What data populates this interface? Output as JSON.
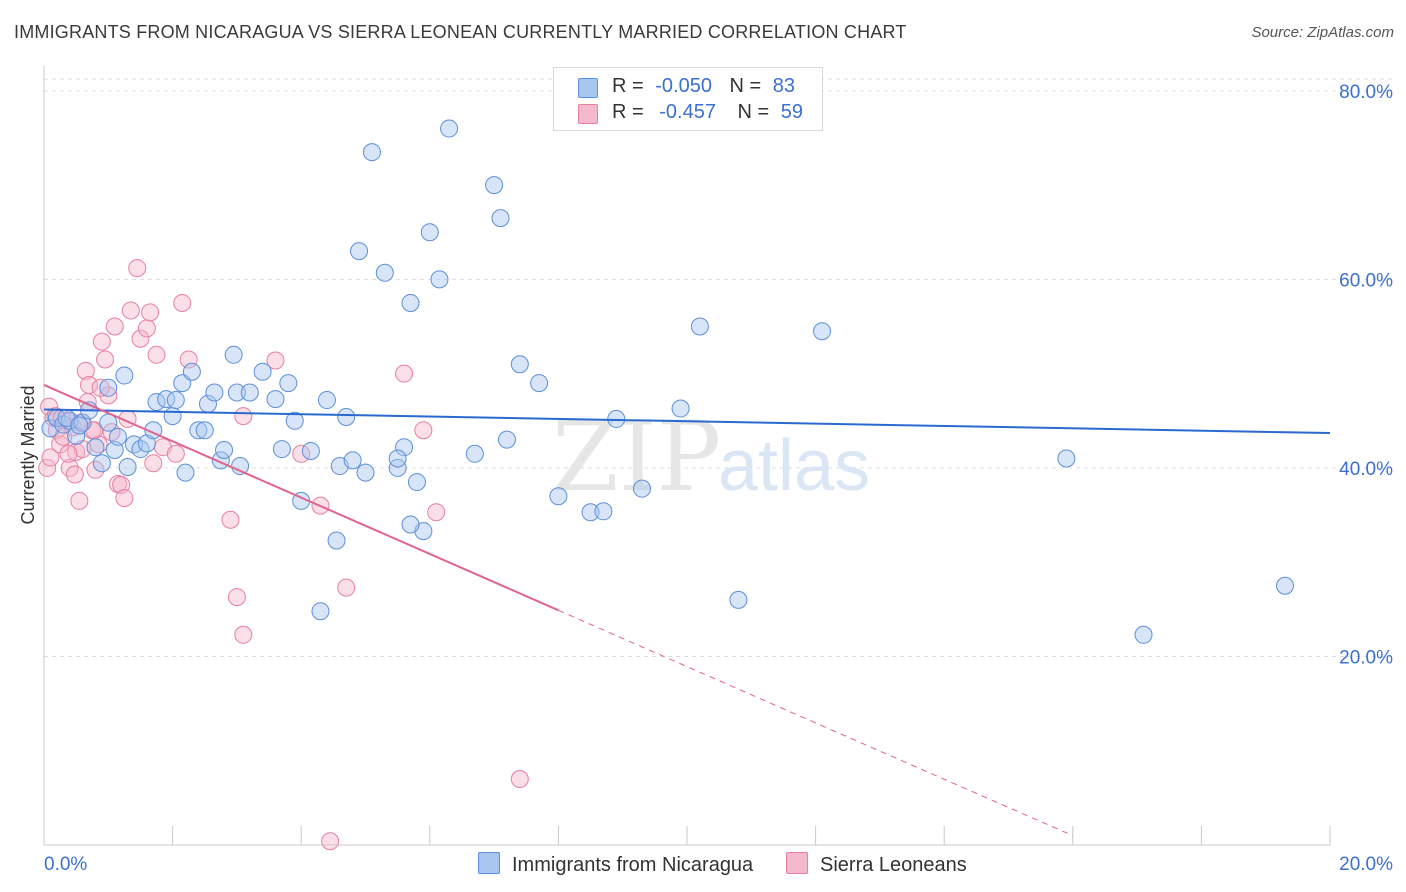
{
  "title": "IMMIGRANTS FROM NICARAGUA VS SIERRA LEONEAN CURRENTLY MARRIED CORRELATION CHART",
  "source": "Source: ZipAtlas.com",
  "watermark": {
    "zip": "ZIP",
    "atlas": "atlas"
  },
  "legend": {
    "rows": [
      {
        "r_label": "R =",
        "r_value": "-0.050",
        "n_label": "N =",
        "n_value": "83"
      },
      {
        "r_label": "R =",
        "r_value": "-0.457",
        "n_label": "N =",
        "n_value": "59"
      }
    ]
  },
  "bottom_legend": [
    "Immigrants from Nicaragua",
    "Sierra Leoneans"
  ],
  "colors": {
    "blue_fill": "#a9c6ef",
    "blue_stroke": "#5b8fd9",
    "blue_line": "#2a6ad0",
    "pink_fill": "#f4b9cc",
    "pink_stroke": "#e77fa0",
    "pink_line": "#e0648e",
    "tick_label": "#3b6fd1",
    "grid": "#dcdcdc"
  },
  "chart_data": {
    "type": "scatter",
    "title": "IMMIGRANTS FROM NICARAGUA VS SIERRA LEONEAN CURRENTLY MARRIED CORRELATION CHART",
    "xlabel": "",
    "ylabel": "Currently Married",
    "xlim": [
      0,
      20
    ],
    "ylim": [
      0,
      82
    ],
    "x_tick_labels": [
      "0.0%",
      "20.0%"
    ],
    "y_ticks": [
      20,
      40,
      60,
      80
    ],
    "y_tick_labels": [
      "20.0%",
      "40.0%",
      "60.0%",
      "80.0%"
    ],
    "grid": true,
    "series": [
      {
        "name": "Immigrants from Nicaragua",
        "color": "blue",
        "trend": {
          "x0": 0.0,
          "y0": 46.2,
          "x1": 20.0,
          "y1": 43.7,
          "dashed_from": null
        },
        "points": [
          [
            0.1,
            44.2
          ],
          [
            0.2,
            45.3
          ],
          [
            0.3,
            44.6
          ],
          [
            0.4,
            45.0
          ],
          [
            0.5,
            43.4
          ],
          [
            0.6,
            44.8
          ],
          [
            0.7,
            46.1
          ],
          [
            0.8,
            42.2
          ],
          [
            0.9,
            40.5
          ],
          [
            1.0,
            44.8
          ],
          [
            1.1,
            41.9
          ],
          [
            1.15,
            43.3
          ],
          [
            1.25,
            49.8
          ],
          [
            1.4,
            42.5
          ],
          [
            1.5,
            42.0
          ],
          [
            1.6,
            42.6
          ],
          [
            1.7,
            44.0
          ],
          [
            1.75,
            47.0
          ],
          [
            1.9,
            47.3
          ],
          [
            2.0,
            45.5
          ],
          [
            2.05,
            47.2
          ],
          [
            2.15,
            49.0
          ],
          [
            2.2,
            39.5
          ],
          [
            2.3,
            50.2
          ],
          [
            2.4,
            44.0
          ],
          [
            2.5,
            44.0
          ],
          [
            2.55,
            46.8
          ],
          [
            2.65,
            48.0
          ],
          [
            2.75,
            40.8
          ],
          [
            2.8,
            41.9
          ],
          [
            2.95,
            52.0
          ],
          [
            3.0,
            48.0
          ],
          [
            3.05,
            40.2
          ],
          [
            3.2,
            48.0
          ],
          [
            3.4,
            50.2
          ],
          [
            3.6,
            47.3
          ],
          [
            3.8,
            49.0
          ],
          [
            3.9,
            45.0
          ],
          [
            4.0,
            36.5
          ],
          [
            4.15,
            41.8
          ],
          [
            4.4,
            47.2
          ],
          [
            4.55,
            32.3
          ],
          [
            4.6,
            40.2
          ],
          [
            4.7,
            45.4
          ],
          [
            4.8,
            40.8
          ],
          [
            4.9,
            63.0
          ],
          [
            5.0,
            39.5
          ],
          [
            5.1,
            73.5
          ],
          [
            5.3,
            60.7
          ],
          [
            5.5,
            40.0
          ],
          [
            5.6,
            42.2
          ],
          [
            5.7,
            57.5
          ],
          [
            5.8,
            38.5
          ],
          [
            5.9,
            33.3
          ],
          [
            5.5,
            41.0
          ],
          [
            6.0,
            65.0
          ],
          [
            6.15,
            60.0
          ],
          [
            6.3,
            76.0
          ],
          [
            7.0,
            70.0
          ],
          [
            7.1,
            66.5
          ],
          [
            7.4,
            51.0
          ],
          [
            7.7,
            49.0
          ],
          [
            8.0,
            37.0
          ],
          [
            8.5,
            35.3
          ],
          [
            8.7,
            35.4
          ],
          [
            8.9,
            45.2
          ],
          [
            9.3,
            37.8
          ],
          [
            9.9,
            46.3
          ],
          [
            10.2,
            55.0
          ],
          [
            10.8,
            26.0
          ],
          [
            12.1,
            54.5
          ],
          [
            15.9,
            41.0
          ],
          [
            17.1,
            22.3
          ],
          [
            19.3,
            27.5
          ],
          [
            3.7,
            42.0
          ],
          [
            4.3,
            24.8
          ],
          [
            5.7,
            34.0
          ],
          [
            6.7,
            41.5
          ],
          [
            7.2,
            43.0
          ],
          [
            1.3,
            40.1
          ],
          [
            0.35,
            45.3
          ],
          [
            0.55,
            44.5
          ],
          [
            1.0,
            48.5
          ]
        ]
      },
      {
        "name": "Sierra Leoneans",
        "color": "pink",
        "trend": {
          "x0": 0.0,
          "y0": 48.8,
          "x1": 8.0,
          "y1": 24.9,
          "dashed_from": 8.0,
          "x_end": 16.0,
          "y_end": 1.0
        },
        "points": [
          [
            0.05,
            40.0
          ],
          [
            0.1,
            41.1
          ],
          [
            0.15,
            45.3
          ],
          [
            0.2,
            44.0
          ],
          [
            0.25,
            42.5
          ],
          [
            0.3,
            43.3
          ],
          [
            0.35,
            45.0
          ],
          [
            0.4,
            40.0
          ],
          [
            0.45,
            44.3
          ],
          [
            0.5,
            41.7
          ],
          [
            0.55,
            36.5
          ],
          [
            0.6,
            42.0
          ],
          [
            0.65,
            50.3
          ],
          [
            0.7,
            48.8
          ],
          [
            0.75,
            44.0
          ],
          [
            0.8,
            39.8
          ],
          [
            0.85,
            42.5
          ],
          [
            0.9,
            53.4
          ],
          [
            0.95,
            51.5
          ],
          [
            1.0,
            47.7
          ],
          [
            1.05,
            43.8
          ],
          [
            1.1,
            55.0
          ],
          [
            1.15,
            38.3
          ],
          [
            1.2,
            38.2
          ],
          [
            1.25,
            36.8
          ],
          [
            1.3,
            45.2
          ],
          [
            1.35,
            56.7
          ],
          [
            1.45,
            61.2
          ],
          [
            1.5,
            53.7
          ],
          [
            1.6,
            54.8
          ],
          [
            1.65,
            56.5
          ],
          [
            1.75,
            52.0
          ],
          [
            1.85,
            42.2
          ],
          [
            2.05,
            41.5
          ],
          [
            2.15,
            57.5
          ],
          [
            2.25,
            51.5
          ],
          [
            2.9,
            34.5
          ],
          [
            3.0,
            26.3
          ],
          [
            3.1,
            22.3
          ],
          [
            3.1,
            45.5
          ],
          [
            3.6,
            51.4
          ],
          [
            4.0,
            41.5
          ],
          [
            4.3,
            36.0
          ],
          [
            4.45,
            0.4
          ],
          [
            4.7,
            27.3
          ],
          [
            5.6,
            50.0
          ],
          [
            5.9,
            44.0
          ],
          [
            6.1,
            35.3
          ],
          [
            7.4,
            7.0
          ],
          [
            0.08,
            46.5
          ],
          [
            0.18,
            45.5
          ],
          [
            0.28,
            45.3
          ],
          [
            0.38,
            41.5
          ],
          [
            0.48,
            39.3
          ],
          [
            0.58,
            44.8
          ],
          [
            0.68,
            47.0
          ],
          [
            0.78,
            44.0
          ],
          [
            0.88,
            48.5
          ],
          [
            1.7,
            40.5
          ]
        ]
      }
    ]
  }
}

• Prompt
Every line in the data that holds "CORRELATION" should be copied out.

• Answer for the task
  "title": "IMMIGRANTS FROM NICARAGUA VS SIERRA LEONEAN CURRENTLY MARRIED CORRELATION CHART",
    "title": "IMMIGRANTS FROM NICARAGUA VS SIERRA LEONEAN CURRENTLY MARRIED CORRELATION CHART",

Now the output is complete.